» **BRIEF**
Copy out all the records, word for word.

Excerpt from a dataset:
····················

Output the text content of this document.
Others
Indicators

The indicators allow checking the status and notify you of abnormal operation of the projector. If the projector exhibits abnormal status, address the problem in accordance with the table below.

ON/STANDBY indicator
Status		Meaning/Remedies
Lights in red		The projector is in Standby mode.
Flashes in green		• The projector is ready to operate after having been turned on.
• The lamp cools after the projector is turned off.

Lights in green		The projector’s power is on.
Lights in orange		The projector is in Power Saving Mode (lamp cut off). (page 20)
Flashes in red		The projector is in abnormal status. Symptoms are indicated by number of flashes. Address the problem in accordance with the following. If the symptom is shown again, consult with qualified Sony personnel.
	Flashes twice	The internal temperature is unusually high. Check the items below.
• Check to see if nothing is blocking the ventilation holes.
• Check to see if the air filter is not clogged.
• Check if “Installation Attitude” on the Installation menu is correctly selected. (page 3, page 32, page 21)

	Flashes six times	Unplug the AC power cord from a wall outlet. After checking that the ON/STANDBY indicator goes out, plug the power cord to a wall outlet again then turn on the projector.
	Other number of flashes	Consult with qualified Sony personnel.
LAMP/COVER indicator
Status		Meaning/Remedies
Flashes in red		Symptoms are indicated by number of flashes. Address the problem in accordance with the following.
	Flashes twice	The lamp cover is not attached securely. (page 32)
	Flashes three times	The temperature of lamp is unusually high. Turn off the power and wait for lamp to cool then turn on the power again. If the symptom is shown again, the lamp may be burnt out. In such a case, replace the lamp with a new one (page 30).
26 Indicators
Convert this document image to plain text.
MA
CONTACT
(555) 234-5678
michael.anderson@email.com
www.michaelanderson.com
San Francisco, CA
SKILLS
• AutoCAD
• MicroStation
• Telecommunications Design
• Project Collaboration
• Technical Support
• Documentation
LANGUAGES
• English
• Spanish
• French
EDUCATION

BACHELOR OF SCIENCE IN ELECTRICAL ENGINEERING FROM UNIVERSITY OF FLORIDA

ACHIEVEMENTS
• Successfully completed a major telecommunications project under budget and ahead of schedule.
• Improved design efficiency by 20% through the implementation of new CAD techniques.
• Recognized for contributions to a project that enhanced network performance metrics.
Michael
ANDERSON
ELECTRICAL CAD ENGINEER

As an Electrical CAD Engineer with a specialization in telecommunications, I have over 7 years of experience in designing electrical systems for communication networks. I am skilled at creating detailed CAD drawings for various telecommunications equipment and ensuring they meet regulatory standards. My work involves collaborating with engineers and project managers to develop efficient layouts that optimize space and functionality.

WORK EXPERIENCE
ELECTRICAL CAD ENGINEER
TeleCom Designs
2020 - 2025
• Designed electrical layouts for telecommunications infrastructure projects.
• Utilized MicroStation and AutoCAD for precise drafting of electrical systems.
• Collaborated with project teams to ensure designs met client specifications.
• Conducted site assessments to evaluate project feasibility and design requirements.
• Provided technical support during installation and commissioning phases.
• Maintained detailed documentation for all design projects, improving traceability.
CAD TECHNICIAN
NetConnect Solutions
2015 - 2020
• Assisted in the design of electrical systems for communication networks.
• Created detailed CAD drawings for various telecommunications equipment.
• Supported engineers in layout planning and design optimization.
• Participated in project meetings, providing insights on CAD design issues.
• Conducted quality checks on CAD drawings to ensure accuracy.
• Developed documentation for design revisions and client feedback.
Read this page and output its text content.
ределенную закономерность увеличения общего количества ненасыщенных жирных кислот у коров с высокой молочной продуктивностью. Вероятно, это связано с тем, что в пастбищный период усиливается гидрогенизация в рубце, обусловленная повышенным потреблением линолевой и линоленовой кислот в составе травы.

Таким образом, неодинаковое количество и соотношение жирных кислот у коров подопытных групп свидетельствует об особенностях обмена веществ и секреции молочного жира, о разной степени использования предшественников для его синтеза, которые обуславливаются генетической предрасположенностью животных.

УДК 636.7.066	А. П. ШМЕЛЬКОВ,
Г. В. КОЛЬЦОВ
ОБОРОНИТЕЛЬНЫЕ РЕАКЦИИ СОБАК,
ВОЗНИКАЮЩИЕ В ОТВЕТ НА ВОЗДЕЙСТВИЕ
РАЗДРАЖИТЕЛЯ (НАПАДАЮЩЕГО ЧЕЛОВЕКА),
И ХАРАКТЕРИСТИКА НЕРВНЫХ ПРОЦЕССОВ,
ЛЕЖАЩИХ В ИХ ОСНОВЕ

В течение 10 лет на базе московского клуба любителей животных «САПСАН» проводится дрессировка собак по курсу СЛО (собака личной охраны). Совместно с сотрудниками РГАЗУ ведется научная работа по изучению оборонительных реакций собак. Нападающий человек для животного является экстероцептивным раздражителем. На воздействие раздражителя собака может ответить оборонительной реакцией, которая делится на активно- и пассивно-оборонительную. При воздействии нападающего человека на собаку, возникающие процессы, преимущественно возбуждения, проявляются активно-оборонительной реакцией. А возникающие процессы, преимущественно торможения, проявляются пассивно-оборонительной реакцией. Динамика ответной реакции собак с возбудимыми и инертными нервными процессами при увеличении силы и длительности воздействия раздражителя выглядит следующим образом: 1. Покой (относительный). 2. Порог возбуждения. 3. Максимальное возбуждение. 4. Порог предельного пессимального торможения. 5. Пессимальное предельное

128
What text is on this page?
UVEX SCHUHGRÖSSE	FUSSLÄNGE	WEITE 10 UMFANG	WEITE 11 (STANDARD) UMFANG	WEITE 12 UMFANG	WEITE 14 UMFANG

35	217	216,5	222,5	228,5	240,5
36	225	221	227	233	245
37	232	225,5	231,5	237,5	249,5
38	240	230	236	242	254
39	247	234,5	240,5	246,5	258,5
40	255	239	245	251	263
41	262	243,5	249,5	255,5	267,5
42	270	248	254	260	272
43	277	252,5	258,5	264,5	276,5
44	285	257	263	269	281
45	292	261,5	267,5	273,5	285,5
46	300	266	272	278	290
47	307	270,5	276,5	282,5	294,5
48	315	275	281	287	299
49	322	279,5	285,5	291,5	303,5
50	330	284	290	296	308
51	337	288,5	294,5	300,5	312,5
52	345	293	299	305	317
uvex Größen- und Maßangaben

····················

» **EXERCISE SOLUTION**
Output the text content of this document.
Others
Indicators

The indicators allow checking the status and notify you of abnormal operation of the projector. If the projector exhibits abnormal status, address the problem in accordance with the table below.

ON/STANDBY indicator
Status		Meaning/Remedies
Lights in red		The projector is in Standby mode.
Flashes in green		• The projector is ready to operate after having been turned on.
• The lamp cools after the projector is turned off.

Lights in green		The projector’s power is on.
Lights in orange		The projector is in Power Saving Mode (lamp cut off). (page 20)
Flashes in red		The projector is in abnormal status. Symptoms are indicated by number of flashes. Address the problem in accordance with the following. If the symptom is shown again, consult with qualified Sony personnel.
	Flashes twice	The internal temperature is unusually high. Check the items below.
• Check to see if nothing is blocking the ventilation holes.
• Check to see if the air filter is not clogged.
• Check if “Installation Attitude” on the Installation menu is correctly selected. (page 3, page 32, page 21)

	Flashes six times	Unplug the AC power cord from a wall outlet. After checking that the ON/STANDBY indicator goes out, plug the power cord to a wall outlet again then turn on the projector.
	Other number of flashes	Consult with qualified Sony personnel.
LAMP/COVER indicator
Status		Meaning/Remedies
Flashes in red		Symptoms are indicated by number of flashes. Address the problem in accordance with the following.
	Flashes twice	The lamp cover is not attached securely. (page 32)
	Flashes three times	The temperature of lamp is unusually high. Turn off the power and wait for lamp to cool then turn on the power again. If the symptom is shown again, the lamp may be burnt out. In such a case, replace the lamp with a new one (page 30).
26 Indicators
Convert this document image to plain text.
MA
CONTACT
(555) 234-5678
michael.anderson@email.com
www.michaelanderson.com
San Francisco, CA
SKILLS
• AutoCAD
• MicroStation
• Telecommunications Design
• Project Collaboration
• Technical Support
• Documentation
LANGUAGES
• English
• Spanish
• French
EDUCATION

BACHELOR OF SCIENCE IN ELECTRICAL ENGINEERING FROM UNIVERSITY OF FLORIDA

ACHIEVEMENTS
• Successfully completed a major telecommunications project under budget and ahead of schedule.
• Improved design efficiency by 20% through the implementation of new CAD techniques.
• Recognized for contributions to a project that enhanced network performance metrics.
Michael
ANDERSON
ELECTRICAL CAD ENGINEER

As an Electrical CAD Engineer with a specialization in telecommunications, I have over 7 years of experience in designing electrical systems for communication networks. I am skilled at creating detailed CAD drawings for various telecommunications equipment and ensuring they meet regulatory standards. My work involves collaborating with engineers and project managers to develop efficient layouts that optimize space and functionality.

WORK EXPERIENCE
ELECTRICAL CAD ENGINEER
TeleCom Designs
2020 - 2025
• Designed electrical layouts for telecommunications infrastructure projects.
• Utilized MicroStation and AutoCAD for precise drafting of electrical systems.
• Collaborated with project teams to ensure designs met client specifications.
• Conducted site assessments to evaluate project feasibility and design requirements.
• Provided technical support during installation and commissioning phases.
• Maintained detailed documentation for all design projects, improving traceability.
CAD TECHNICIAN
NetConnect Solutions
2015 - 2020
• Assisted in the design of electrical systems for communication networks.
• Created detailed CAD drawings for various telecommunications equipment.
• Supported engineers in layout planning and design optimization.
• Participated in project meetings, providing insights on CAD design issues.
• Conducted quality checks on CAD drawings to ensure accuracy.
• Developed documentation for design revisions and client feedback.
Read this page and output its text content.
ределенную закономерность увеличения общего количества ненасыщенных жирных кислот у коров с высокой молочной продуктивностью. Вероятно, это связано с тем, что в пастбищный период усиливается гидрогенизация в рубце, обусловленная повышенным потреблением линолевой и линоленовой кислот в составе травы.

Таким образом, неодинаковое количество и соотношение жирных кислот у коров подопытных групп свидетельствует об особенностях обмена веществ и секреции молочного жира, о разной степени использования предшественников для его синтеза, которые обуславливаются генетической предрасположенностью животных.

УДК 636.7.066	А. П. ШМЕЛЬКОВ,
Г. В. КОЛЬЦОВ
ОБОРОНИТЕЛЬНЫЕ РЕАКЦИИ СОБАК,
ВОЗНИКАЮЩИЕ В ОТВЕТ НА ВОЗДЕЙСТВИЕ
РАЗДРАЖИТЕЛЯ (НАПАДАЮЩЕГО ЧЕЛОВЕКА),
И ХАРАКТЕРИСТИКА НЕРВНЫХ ПРОЦЕССОВ,
ЛЕЖАЩИХ В ИХ ОСНОВЕ

В течение 10 лет на базе московского клуба любителей животных «САПСАН» проводится дрессировка собак по курсу СЛО (собака личной охраны). Совместно с сотрудниками РГАЗУ ведется научная работа по изучению оборонительных реакций собак. Нападающий человек для животного является экстероцептивным раздражителем. На воздействие раздражителя собака может ответить оборонительной реакцией, которая делится на активно- и пассивно-оборонительную. При воздействии нападающего человека на собаку, возникающие процессы, преимущественно возбуждения, проявляются активно-оборонительной реакцией. А возникающие процессы, преимущественно торможения, проявляются пассивно-оборонительной реакцией. Динамика ответной реакции собак с возбудимыми и инертными нервными процессами при увеличении силы и длительности воздействия раздражителя выглядит следующим образом: 1. Покой (относительный). 2. Порог возбуждения. 3. Максимальное возбуждение. 4. Порог предельного пессимального торможения. 5. Пессимальное предельное

128
What text is on this page?
UVEX SCHUHGRÖSSE	FUSSLÄNGE	WEITE 10 UMFANG	WEITE 11 (STANDARD) UMFANG	WEITE 12 UMFANG	WEITE 14 UMFANG

35	217	216,5	222,5	228,5	240,5
36	225	221	227	233	245
37	232	225,5	231,5	237,5	249,5
38	240	230	236	242	254
39	247	234,5	240,5	246,5	258,5
40	255	239	245	251	263
41	262	243,5	249,5	255,5	267,5
42	270	248	254	260	272
43	277	252,5	258,5	264,5	276,5
44	285	257	263	269	281
45	292	261,5	267,5	273,5	285,5
46	300	266	272	278	290
47	307	270,5	276,5	282,5	294,5
48	315	275	281	287	299
49	322	279,5	285,5	291,5	303,5
50	330	284	290	296	308
51	337	288,5	294,5	300,5	312,5
52	345	293	299	305	317
uvex Größen- und Maßangaben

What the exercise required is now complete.